Your task is to quote the material that follows, in full and exactly.
>> start Data shown
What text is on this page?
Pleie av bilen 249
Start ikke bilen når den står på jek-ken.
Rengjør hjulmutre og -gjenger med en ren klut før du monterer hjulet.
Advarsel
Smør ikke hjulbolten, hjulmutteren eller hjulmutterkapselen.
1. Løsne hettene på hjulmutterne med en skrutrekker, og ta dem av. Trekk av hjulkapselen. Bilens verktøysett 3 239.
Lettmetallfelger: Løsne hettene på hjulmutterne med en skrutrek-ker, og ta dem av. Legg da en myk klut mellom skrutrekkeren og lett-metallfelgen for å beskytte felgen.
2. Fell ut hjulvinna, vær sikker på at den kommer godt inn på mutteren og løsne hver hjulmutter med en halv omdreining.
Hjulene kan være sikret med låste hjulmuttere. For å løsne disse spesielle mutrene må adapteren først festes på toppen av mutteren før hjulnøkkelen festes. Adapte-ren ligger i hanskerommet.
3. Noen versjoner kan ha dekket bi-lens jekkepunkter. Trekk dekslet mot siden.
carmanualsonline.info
>> end Data shown
→ Problem solution
What text is on this page?
Pleie av bilen 249
Start ikke bilen når den står på jek-ken.
Rengjør hjulmutre og -gjenger med en ren klut før du monterer hjulet.
Advarsel
Smør ikke hjulbolten, hjulmutteren eller hjulmutterkapselen.
1. Løsne hettene på hjulmutterne med en skrutrekker, og ta dem av. Trekk av hjulkapselen. Bilens verktøysett 3 239.
Lettmetallfelger: Løsne hettene på hjulmutterne med en skrutrek-ker, og ta dem av. Legg da en myk klut mellom skrutrekkeren og lett-metallfelgen for å beskytte felgen.
2. Fell ut hjulvinna, vær sikker på at den kommer godt inn på mutteren og løsne hver hjulmutter med en halv omdreining.
Hjulene kan være sikret med låste hjulmuttere. For å løsne disse spesielle mutrene må adapteren først festes på toppen av mutteren før hjulnøkkelen festes. Adapte-ren ligger i hanskerommet.
3. Noen versjoner kan ha dekket bi-lens jekkepunkter. Trekk dekslet mot siden.
carmanualsonline.info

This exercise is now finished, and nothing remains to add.